In the data below, locate each line with the word "points" and list it.

>>

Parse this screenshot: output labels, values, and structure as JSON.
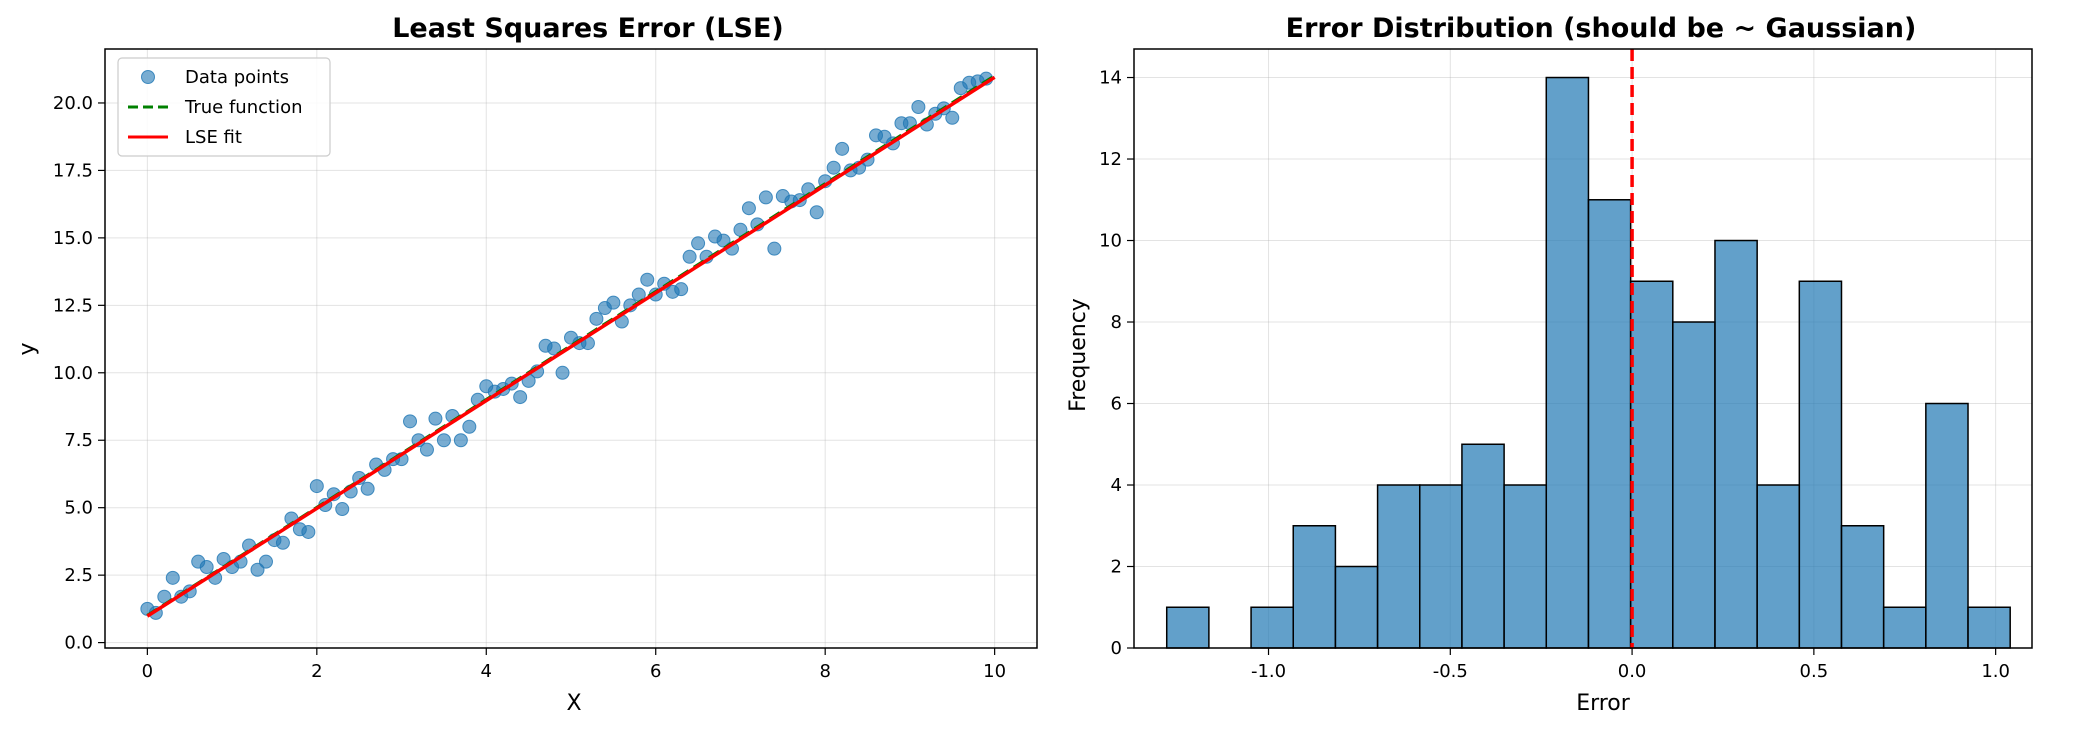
{
  "chart_data": [
    {
      "type": "scatter",
      "title": "Least Squares Error (LSE)",
      "xlabel": "X",
      "ylabel": "y",
      "xlim": [
        -0.5,
        10.5
      ],
      "ylim": [
        -0.2,
        22.0
      ],
      "xticks": [
        0,
        2,
        4,
        6,
        8,
        10
      ],
      "xtick_labels": [
        "0",
        "2",
        "4",
        "6",
        "8",
        "10"
      ],
      "yticks": [
        0.0,
        2.5,
        5.0,
        7.5,
        10.0,
        12.5,
        15.0,
        17.5,
        20.0
      ],
      "ytick_labels": [
        "0.0",
        "2.5",
        "5.0",
        "7.5",
        "10.0",
        "12.5",
        "15.0",
        "17.5",
        "20.0"
      ],
      "grid": true,
      "legend_position": "top-left",
      "legend": {
        "data_points": "Data points",
        "true_function": "True function",
        "lse_fit": "LSE fit"
      },
      "series": [
        {
          "name": "Data points",
          "kind": "scatter",
          "color": "#1f77b4",
          "points": [
            [
              0.0,
              1.25
            ],
            [
              0.1,
              1.1
            ],
            [
              0.2,
              1.7
            ],
            [
              0.3,
              2.4
            ],
            [
              0.4,
              1.7
            ],
            [
              0.5,
              1.9
            ],
            [
              0.6,
              3.0
            ],
            [
              0.7,
              2.8
            ],
            [
              0.8,
              2.4
            ],
            [
              0.9,
              3.1
            ],
            [
              1.0,
              2.8
            ],
            [
              1.1,
              3.0
            ],
            [
              1.2,
              3.6
            ],
            [
              1.3,
              2.7
            ],
            [
              1.4,
              3.0
            ],
            [
              1.5,
              3.8
            ],
            [
              1.6,
              3.7
            ],
            [
              1.7,
              4.6
            ],
            [
              1.8,
              4.2
            ],
            [
              1.9,
              4.1
            ],
            [
              2.0,
              5.8
            ],
            [
              2.1,
              5.1
            ],
            [
              2.2,
              5.5
            ],
            [
              2.3,
              4.95
            ],
            [
              2.4,
              5.6
            ],
            [
              2.5,
              6.1
            ],
            [
              2.6,
              5.7
            ],
            [
              2.7,
              6.6
            ],
            [
              2.8,
              6.4
            ],
            [
              2.9,
              6.8
            ],
            [
              3.0,
              6.8
            ],
            [
              3.1,
              8.2
            ],
            [
              3.2,
              7.5
            ],
            [
              3.3,
              7.15
            ],
            [
              3.4,
              8.3
            ],
            [
              3.5,
              7.5
            ],
            [
              3.6,
              8.4
            ],
            [
              3.7,
              7.5
            ],
            [
              3.8,
              8.0
            ],
            [
              3.9,
              9.0
            ],
            [
              4.0,
              9.5
            ],
            [
              4.1,
              9.3
            ],
            [
              4.2,
              9.4
            ],
            [
              4.3,
              9.6
            ],
            [
              4.4,
              9.1
            ],
            [
              4.5,
              9.7
            ],
            [
              4.6,
              10.05
            ],
            [
              4.7,
              11.0
            ],
            [
              4.8,
              10.9
            ],
            [
              4.9,
              10.0
            ],
            [
              5.0,
              11.3
            ],
            [
              5.1,
              11.1
            ],
            [
              5.2,
              11.1
            ],
            [
              5.3,
              12.0
            ],
            [
              5.4,
              12.4
            ],
            [
              5.5,
              12.6
            ],
            [
              5.6,
              11.9
            ],
            [
              5.7,
              12.5
            ],
            [
              5.8,
              12.9
            ],
            [
              5.9,
              13.45
            ],
            [
              6.0,
              12.9
            ],
            [
              6.1,
              13.3
            ],
            [
              6.2,
              13.0
            ],
            [
              6.3,
              13.1
            ],
            [
              6.4,
              14.3
            ],
            [
              6.5,
              14.8
            ],
            [
              6.6,
              14.3
            ],
            [
              6.7,
              15.05
            ],
            [
              6.8,
              14.9
            ],
            [
              6.9,
              14.6
            ],
            [
              7.0,
              15.3
            ],
            [
              7.1,
              16.1
            ],
            [
              7.2,
              15.5
            ],
            [
              7.3,
              16.5
            ],
            [
              7.4,
              14.6
            ],
            [
              7.5,
              16.55
            ],
            [
              7.6,
              16.35
            ],
            [
              7.7,
              16.4
            ],
            [
              7.8,
              16.8
            ],
            [
              7.9,
              15.95
            ],
            [
              8.0,
              17.1
            ],
            [
              8.1,
              17.6
            ],
            [
              8.2,
              18.3
            ],
            [
              8.3,
              17.5
            ],
            [
              8.4,
              17.6
            ],
            [
              8.5,
              17.9
            ],
            [
              8.6,
              18.8
            ],
            [
              8.7,
              18.75
            ],
            [
              8.8,
              18.5
            ],
            [
              8.9,
              19.25
            ],
            [
              9.0,
              19.25
            ],
            [
              9.1,
              19.85
            ],
            [
              9.2,
              19.2
            ],
            [
              9.3,
              19.6
            ],
            [
              9.4,
              19.8
            ],
            [
              9.5,
              19.45
            ],
            [
              9.6,
              20.55
            ],
            [
              9.7,
              20.75
            ],
            [
              9.8,
              20.8
            ],
            [
              9.9,
              20.9
            ]
          ]
        },
        {
          "name": "True function",
          "kind": "line",
          "color": "#008000",
          "dash": "dashed",
          "x": [
            0,
            10
          ],
          "y": [
            1.0,
            21.0
          ]
        },
        {
          "name": "LSE fit",
          "kind": "line",
          "color": "#ff0000",
          "dash": "solid",
          "x": [
            0,
            10
          ],
          "y": [
            0.98,
            20.95
          ]
        }
      ]
    },
    {
      "type": "bar",
      "title": "Error Distribution (should be ~ Gaussian)",
      "xlabel": "Error",
      "ylabel": "Frequency",
      "xlim": [
        -1.37,
        1.1
      ],
      "ylim": [
        0,
        14.7
      ],
      "xticks": [
        -1.0,
        -0.5,
        0.0,
        0.5,
        1.0
      ],
      "xtick_labels": [
        "-1.0",
        "-0.5",
        "0.0",
        "0.5",
        "1.0"
      ],
      "yticks": [
        0,
        2,
        4,
        6,
        8,
        10,
        12,
        14
      ],
      "ytick_labels": [
        "0",
        "2",
        "4",
        "6",
        "8",
        "10",
        "12",
        "14"
      ],
      "grid": true,
      "bar_color": "#1f77b4",
      "bar_edge_color": "#000000",
      "bin_edges": [
        -1.28,
        -1.164,
        -1.048,
        -0.932,
        -0.816,
        -0.7,
        -0.584,
        -0.468,
        -0.352,
        -0.236,
        -0.12,
        -0.004,
        0.112,
        0.228,
        0.344,
        0.46,
        0.576,
        0.692,
        0.808,
        0.924,
        1.04
      ],
      "values": [
        1,
        0,
        1,
        3,
        2,
        4,
        4,
        5,
        4,
        14,
        11,
        9,
        8,
        10,
        4,
        9,
        3,
        1,
        6,
        1
      ],
      "reference_line": {
        "x": 0.0,
        "color": "#ff0000",
        "dash": "dashed"
      }
    }
  ]
}
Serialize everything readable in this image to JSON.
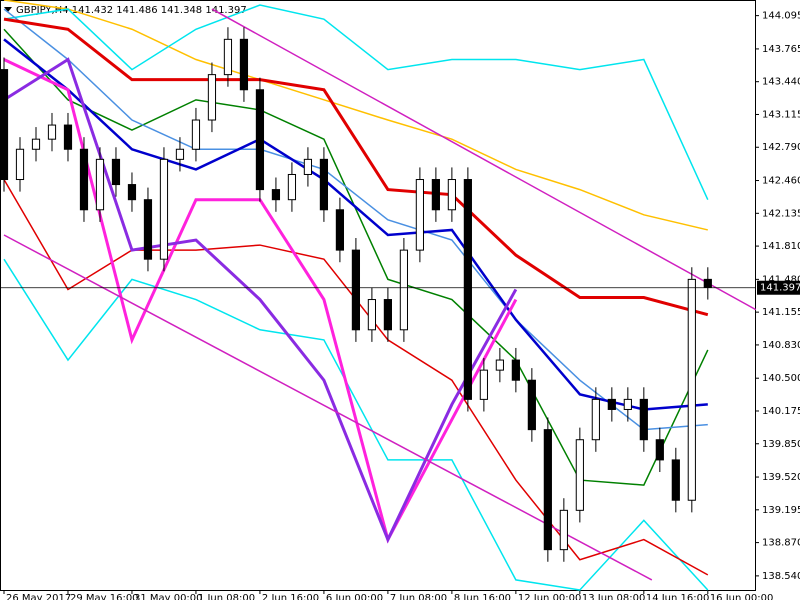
{
  "chart_data": {
    "type": "candlestick",
    "title": "GBPJPY,H4 141.432 141.486 141.348 141.397",
    "xlim": [
      -0.5,
      93.9
    ],
    "ylim": [
      138.4,
      144.25
    ],
    "yticks": [
      144.095,
      143.765,
      {
        "value": 143.44,
        "label": "143.440"
      },
      143.115,
      {
        "value": 142.79,
        "label": "142.790"
      },
      {
        "value": 142.46,
        "label": "142.460"
      },
      142.135,
      {
        "value": 141.81,
        "label": "141.810"
      },
      {
        "value": 141.48,
        "label": "141.480"
      },
      141.155,
      {
        "value": 140.83,
        "label": "140.830"
      },
      {
        "value": 140.5,
        "label": "140.500"
      },
      140.175,
      {
        "value": 139.85,
        "label": "139.850"
      },
      {
        "value": 139.52,
        "label": "139.520"
      },
      139.195,
      {
        "value": 138.87,
        "label": "138.870"
      },
      {
        "value": 138.54,
        "label": "138.540"
      }
    ],
    "xticks": [
      {
        "value": 0,
        "label": "26 May 2017"
      },
      {
        "value": 8,
        "label": "29 May 16:00"
      },
      {
        "value": 16,
        "label": "31 May 00:00"
      },
      {
        "value": 24,
        "label": "1 Jun 08:00"
      },
      {
        "value": 32,
        "label": "2 Jun 16:00"
      },
      {
        "value": 40,
        "label": "6 Jun 00:00"
      },
      {
        "value": 48,
        "label": "7 Jun 08:00"
      },
      {
        "value": 56,
        "label": "8 Jun 16:00"
      },
      {
        "value": 64,
        "label": "12 Jun 00:00"
      },
      {
        "value": 72,
        "label": "13 Jun 08:00"
      },
      {
        "value": 80,
        "label": "14 Jun 16:00"
      },
      {
        "value": 88,
        "label": "16 Jun 00:00"
      }
    ],
    "last_price": 141.397,
    "candles": {
      "x": [
        0,
        2,
        4,
        6,
        8,
        10,
        12,
        14,
        16,
        18,
        20,
        22,
        24,
        26,
        28,
        30,
        32,
        34,
        36,
        38,
        40,
        42,
        44,
        46,
        48,
        50,
        52,
        54,
        56,
        58,
        60,
        62,
        64,
        66,
        68,
        70,
        72,
        74,
        76,
        78,
        80,
        82,
        84,
        86,
        88
      ],
      "open": [
        143.56,
        142.47,
        142.77,
        142.87,
        143.01,
        142.77,
        142.17,
        142.67,
        142.42,
        142.27,
        141.68,
        142.67,
        142.77,
        143.06,
        143.51,
        143.86,
        143.36,
        142.37,
        142.27,
        142.52,
        142.67,
        142.17,
        141.77,
        140.98,
        141.28,
        140.98,
        141.77,
        142.47,
        142.17,
        142.47,
        140.29,
        140.58,
        140.68,
        140.48,
        139.99,
        138.8,
        139.19,
        139.89,
        140.29,
        140.19,
        140.29,
        139.89,
        139.69,
        139.29,
        141.48
      ],
      "high": [
        143.68,
        142.89,
        142.99,
        143.13,
        143.13,
        142.89,
        142.79,
        142.79,
        142.54,
        142.39,
        142.79,
        142.89,
        143.18,
        143.63,
        143.98,
        143.98,
        143.48,
        142.49,
        142.64,
        142.79,
        142.79,
        142.29,
        141.89,
        141.4,
        141.4,
        141.89,
        142.59,
        142.59,
        142.59,
        142.59,
        140.7,
        140.8,
        140.8,
        140.6,
        140.11,
        139.31,
        140.01,
        140.41,
        140.41,
        140.41,
        140.41,
        140.01,
        139.81,
        141.6,
        141.6
      ],
      "low": [
        142.35,
        142.35,
        142.65,
        142.75,
        142.65,
        142.05,
        142.05,
        142.3,
        142.15,
        141.56,
        141.56,
        142.55,
        142.65,
        142.94,
        143.39,
        143.24,
        142.25,
        142.15,
        142.15,
        142.4,
        142.05,
        141.65,
        140.86,
        140.86,
        140.86,
        140.86,
        141.65,
        142.05,
        142.05,
        140.17,
        140.17,
        140.46,
        140.36,
        139.87,
        138.68,
        138.68,
        139.07,
        139.77,
        140.07,
        140.07,
        139.77,
        139.57,
        139.17,
        139.17,
        141.28
      ],
      "close": [
        142.47,
        142.77,
        142.87,
        143.01,
        142.77,
        142.17,
        142.67,
        142.42,
        142.27,
        141.68,
        142.67,
        142.77,
        143.06,
        143.51,
        143.86,
        143.36,
        142.37,
        142.27,
        142.52,
        142.67,
        142.17,
        141.77,
        140.98,
        141.28,
        140.98,
        141.77,
        142.47,
        142.17,
        142.47,
        140.29,
        140.58,
        140.68,
        140.48,
        139.99,
        138.8,
        139.19,
        139.89,
        140.29,
        140.19,
        140.29,
        139.89,
        139.69,
        139.29,
        141.48,
        141.4
      ]
    },
    "lines": [
      {
        "color": "#ffc000",
        "width": 1.5,
        "x": [
          0,
          8,
          16,
          24,
          32,
          40,
          48,
          56,
          64,
          72,
          80,
          88
        ],
        "values": [
          144.25,
          144.16,
          143.96,
          143.66,
          143.46,
          143.26,
          143.06,
          142.87,
          142.57,
          142.37,
          142.12,
          141.97
        ]
      },
      {
        "color": "#00e5ee",
        "width": 1.5,
        "x": [
          0,
          8,
          16,
          24,
          32,
          40,
          48,
          56,
          64,
          72,
          80,
          88
        ],
        "values": [
          144.06,
          144.16,
          143.56,
          143.96,
          144.2,
          144.06,
          143.56,
          143.66,
          143.66,
          143.56,
          143.66,
          142.27
        ]
      },
      {
        "color": "#00e5ee",
        "width": 1.5,
        "x": [
          0,
          8,
          16,
          24,
          32,
          40,
          48,
          56,
          64,
          72,
          80,
          88
        ],
        "values": [
          141.68,
          140.68,
          141.48,
          141.28,
          140.98,
          140.88,
          139.69,
          139.69,
          138.5,
          138.4,
          139.09,
          138.4
        ]
      },
      {
        "color": "#e00000",
        "width": 1.5,
        "x": [
          0,
          8,
          16,
          24,
          32,
          40,
          48,
          56,
          64,
          72,
          80,
          88
        ],
        "values": [
          142.47,
          141.38,
          141.77,
          141.77,
          141.82,
          141.68,
          140.88,
          140.48,
          139.49,
          138.7,
          138.9,
          138.55
        ]
      },
      {
        "color": "#008000",
        "width": 1.5,
        "x": [
          0,
          8,
          16,
          24,
          32,
          40,
          48,
          56,
          64,
          72,
          80,
          88
        ],
        "values": [
          143.96,
          143.26,
          142.96,
          143.26,
          143.16,
          142.87,
          141.48,
          141.28,
          140.68,
          139.49,
          139.44,
          140.78
        ]
      },
      {
        "color": "#4a90e2",
        "width": 1.5,
        "x": [
          0,
          8,
          16,
          24,
          32,
          40,
          48,
          56,
          64,
          72,
          80,
          88
        ],
        "values": [
          144.16,
          143.66,
          143.06,
          142.77,
          142.77,
          142.57,
          142.07,
          141.87,
          141.08,
          140.48,
          139.99,
          140.04
        ]
      },
      {
        "color": "#0000cc",
        "width": 2.5,
        "x": [
          0,
          8,
          16,
          24,
          32,
          40,
          48,
          56,
          64,
          72,
          80,
          88
        ],
        "values": [
          143.86,
          143.36,
          142.77,
          142.57,
          142.87,
          142.47,
          141.92,
          141.97,
          141.08,
          140.34,
          140.19,
          140.24
        ]
      },
      {
        "color": "#e00000",
        "width": 3,
        "x": [
          0,
          8,
          16,
          24,
          32,
          40,
          48,
          56,
          64,
          72,
          80,
          88
        ],
        "values": [
          144.06,
          143.96,
          143.46,
          143.46,
          143.46,
          143.36,
          142.37,
          142.32,
          141.72,
          141.3,
          141.3,
          141.13
        ]
      },
      {
        "color": "#ff22dd",
        "width": 3,
        "x": [
          0,
          8,
          16,
          24,
          32,
          40,
          48,
          56,
          64
        ],
        "values": [
          143.66,
          143.36,
          140.88,
          142.27,
          142.27,
          141.28,
          138.9,
          140.09,
          141.28
        ]
      },
      {
        "color": "#8a2be2",
        "width": 3,
        "x": [
          0,
          8,
          16,
          24,
          32,
          40,
          48,
          56,
          64
        ],
        "values": [
          143.26,
          143.66,
          141.77,
          141.87,
          141.28,
          140.48,
          138.9,
          140.24,
          141.38
        ]
      },
      {
        "color": "#d020c0",
        "width": 1.5,
        "x": [
          26,
          94
        ],
        "values": [
          144.16,
          141.18
        ]
      },
      {
        "color": "#d020c0",
        "width": 1.5,
        "x": [
          0,
          81
        ],
        "values": [
          141.92,
          138.5
        ]
      }
    ]
  }
}
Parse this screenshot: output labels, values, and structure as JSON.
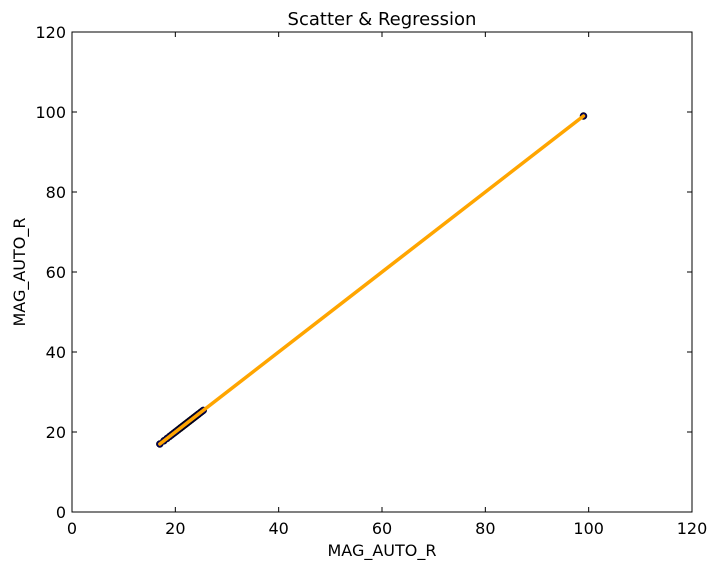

<<

• _Exercise response_
        "data_points": "Data points",
          "name": "Data points",
          "points": [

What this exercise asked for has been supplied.